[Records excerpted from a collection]
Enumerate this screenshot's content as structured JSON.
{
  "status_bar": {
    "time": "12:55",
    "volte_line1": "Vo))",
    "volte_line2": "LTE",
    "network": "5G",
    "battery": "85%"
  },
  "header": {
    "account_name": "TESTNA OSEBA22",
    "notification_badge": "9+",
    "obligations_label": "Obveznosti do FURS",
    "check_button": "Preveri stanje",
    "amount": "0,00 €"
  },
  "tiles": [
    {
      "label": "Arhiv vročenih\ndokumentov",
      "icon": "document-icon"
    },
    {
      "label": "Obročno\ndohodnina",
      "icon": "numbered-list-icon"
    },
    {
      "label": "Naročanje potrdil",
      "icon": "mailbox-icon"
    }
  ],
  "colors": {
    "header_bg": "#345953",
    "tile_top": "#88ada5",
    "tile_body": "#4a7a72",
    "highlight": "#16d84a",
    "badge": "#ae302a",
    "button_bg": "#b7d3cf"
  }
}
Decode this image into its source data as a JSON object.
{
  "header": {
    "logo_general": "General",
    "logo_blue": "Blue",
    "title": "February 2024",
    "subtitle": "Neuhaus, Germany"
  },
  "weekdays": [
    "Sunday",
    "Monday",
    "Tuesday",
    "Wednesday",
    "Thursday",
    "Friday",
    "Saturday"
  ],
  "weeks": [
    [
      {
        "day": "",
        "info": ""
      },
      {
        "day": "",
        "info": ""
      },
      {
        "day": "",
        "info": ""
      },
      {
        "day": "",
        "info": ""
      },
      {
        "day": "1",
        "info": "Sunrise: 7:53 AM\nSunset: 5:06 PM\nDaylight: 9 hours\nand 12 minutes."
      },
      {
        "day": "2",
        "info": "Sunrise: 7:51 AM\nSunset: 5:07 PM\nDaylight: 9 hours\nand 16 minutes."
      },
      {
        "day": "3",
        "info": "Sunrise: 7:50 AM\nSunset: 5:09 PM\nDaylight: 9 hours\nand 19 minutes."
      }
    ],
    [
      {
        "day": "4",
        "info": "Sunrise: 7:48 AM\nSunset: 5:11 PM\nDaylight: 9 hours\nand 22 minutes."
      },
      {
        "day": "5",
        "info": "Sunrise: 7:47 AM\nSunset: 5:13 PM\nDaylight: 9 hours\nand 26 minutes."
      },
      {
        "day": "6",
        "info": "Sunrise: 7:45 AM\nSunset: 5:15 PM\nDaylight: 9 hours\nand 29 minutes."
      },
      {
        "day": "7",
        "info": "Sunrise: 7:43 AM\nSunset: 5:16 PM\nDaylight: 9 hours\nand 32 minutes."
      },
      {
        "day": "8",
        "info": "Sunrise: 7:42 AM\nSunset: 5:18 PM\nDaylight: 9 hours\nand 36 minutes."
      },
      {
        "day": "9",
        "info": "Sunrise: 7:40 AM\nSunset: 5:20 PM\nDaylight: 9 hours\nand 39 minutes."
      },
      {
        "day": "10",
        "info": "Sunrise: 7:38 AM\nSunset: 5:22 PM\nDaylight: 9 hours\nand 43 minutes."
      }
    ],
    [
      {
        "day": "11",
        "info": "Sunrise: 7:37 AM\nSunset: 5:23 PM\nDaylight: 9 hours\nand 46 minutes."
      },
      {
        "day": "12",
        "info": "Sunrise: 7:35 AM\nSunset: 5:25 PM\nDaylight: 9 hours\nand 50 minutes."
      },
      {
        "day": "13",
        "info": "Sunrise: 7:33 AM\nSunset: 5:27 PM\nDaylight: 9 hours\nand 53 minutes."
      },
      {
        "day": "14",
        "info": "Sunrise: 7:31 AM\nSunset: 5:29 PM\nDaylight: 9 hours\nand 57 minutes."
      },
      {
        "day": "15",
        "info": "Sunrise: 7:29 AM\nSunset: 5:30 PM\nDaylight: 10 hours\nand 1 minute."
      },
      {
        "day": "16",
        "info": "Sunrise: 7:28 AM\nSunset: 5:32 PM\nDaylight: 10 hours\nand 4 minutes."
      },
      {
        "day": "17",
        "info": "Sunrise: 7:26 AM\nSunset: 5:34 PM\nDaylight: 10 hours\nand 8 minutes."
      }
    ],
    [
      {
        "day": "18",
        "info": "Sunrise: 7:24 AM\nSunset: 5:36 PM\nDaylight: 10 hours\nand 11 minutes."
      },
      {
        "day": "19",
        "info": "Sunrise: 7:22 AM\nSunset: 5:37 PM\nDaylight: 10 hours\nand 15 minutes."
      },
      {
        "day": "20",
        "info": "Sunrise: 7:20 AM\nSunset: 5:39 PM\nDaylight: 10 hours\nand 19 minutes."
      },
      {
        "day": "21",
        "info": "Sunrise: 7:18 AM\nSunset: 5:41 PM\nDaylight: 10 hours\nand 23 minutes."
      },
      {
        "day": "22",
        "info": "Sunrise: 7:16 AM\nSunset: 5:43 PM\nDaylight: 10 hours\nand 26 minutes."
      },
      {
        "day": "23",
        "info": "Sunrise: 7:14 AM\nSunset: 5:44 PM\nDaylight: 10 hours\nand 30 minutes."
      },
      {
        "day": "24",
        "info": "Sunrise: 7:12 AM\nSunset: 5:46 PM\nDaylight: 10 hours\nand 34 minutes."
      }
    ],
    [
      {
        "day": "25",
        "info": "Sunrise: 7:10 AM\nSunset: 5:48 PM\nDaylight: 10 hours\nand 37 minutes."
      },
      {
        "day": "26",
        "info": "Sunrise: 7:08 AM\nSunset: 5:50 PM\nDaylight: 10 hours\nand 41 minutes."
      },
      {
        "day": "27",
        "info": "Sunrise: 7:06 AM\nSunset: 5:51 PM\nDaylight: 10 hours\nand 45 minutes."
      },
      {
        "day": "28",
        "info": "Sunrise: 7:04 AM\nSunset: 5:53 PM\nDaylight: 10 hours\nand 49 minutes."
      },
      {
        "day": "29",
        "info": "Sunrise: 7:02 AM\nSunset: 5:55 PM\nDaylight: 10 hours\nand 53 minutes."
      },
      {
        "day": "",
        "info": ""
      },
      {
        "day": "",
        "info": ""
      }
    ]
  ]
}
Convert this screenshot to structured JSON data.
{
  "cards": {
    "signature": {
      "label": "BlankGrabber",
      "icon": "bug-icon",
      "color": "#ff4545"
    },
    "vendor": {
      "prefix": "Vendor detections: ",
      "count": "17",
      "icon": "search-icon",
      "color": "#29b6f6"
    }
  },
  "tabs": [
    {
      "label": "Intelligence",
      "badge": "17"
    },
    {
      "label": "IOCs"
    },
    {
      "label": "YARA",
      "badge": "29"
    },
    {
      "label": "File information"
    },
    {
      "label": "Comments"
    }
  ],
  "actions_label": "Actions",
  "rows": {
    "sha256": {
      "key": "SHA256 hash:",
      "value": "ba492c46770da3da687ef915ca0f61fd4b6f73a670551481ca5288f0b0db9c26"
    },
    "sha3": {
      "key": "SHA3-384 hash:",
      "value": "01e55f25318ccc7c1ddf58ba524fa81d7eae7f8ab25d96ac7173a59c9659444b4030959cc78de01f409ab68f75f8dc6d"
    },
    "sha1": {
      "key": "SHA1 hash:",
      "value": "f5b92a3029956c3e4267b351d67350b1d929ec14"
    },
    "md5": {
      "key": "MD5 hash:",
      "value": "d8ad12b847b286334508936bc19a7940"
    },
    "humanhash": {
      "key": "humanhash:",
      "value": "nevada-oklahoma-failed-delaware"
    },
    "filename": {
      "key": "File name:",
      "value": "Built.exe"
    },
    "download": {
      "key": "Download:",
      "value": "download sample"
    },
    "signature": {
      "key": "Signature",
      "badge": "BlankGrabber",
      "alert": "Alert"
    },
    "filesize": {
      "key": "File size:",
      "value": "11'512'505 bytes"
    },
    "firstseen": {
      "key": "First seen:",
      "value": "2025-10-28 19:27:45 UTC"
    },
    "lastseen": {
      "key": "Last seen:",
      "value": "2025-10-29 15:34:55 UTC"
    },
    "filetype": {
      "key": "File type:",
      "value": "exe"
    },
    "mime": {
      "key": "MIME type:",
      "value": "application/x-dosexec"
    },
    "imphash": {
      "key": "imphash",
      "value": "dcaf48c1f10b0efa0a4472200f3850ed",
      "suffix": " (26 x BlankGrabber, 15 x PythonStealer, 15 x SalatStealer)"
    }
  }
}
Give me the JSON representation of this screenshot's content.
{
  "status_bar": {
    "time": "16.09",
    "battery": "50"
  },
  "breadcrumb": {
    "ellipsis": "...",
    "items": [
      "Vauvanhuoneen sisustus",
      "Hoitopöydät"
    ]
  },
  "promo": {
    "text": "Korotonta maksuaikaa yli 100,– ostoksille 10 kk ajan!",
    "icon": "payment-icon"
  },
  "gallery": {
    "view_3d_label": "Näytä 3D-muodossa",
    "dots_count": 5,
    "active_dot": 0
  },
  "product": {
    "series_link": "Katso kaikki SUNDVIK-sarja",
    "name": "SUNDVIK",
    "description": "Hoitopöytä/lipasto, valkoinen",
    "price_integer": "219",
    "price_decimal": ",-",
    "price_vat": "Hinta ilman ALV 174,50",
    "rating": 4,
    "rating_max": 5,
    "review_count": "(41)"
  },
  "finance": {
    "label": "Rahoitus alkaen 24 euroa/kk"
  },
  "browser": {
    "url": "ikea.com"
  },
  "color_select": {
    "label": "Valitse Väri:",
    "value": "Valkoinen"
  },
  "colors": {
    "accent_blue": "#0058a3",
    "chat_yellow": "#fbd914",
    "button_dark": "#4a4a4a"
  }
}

*EXERCISE TASK*: Gather all lines of the records that include the word "SUNDVIK".

*EXERCISE RESPONSE*:
    "series_link": "Katso kaikki SUNDVIK-sarja",
    "name": "SUNDVIK",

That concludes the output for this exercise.